_AIM_:
Search the data for the word "CIDEr" and copy every line where it occurs.

_DATASET EXCERPTS_:
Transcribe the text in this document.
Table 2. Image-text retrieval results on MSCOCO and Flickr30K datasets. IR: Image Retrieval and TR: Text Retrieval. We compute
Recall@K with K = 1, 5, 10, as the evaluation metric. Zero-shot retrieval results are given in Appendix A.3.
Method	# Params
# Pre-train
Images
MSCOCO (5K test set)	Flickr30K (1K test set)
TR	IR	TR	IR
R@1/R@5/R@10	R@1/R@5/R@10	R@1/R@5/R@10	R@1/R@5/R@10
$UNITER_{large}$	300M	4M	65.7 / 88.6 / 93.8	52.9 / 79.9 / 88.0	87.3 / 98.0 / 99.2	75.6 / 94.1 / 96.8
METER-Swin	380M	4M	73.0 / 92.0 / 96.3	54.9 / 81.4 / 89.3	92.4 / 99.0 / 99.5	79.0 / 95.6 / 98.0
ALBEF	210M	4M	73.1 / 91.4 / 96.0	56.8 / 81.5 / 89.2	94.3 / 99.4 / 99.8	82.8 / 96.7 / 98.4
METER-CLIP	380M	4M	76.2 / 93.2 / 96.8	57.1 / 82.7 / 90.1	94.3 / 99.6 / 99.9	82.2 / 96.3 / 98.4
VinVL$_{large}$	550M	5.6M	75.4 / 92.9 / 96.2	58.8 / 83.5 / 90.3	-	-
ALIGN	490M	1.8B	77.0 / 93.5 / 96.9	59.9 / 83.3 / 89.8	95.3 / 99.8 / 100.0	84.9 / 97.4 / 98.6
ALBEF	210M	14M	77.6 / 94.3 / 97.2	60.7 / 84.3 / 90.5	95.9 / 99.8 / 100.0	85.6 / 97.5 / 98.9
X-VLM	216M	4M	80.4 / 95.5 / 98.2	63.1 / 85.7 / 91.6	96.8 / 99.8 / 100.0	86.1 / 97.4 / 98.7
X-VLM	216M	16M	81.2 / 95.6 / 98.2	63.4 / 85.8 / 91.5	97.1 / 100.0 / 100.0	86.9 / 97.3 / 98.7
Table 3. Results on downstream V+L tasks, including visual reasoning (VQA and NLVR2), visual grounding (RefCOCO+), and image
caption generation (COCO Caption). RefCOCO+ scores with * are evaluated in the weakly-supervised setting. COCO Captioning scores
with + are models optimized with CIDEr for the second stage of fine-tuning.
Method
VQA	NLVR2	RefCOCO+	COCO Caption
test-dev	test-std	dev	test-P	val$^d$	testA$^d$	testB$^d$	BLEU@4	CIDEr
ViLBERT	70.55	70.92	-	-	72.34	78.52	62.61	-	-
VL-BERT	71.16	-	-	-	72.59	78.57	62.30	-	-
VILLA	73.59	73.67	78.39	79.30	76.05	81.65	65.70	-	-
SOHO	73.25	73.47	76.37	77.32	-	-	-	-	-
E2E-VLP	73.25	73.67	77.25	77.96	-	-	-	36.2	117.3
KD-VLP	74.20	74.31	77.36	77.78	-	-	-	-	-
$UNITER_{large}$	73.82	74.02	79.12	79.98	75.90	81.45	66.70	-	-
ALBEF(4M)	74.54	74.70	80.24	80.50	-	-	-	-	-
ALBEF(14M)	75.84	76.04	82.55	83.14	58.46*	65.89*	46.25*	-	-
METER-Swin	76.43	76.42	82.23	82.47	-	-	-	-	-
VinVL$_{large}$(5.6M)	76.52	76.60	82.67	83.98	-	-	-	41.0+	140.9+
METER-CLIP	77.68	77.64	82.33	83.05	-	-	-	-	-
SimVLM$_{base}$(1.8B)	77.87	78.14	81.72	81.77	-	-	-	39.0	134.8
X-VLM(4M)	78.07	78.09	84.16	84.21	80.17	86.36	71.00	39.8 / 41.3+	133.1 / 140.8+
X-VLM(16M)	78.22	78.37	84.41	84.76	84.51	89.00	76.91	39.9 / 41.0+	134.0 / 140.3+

_EXERCISE OUTPUT_:
with + are models optimized with CIDEr for the second stage of fine-tuning.
test-dev	test-std	dev	test-P	val$^d$	testA$^d$	testB$^d$	BLEU@4	CIDEr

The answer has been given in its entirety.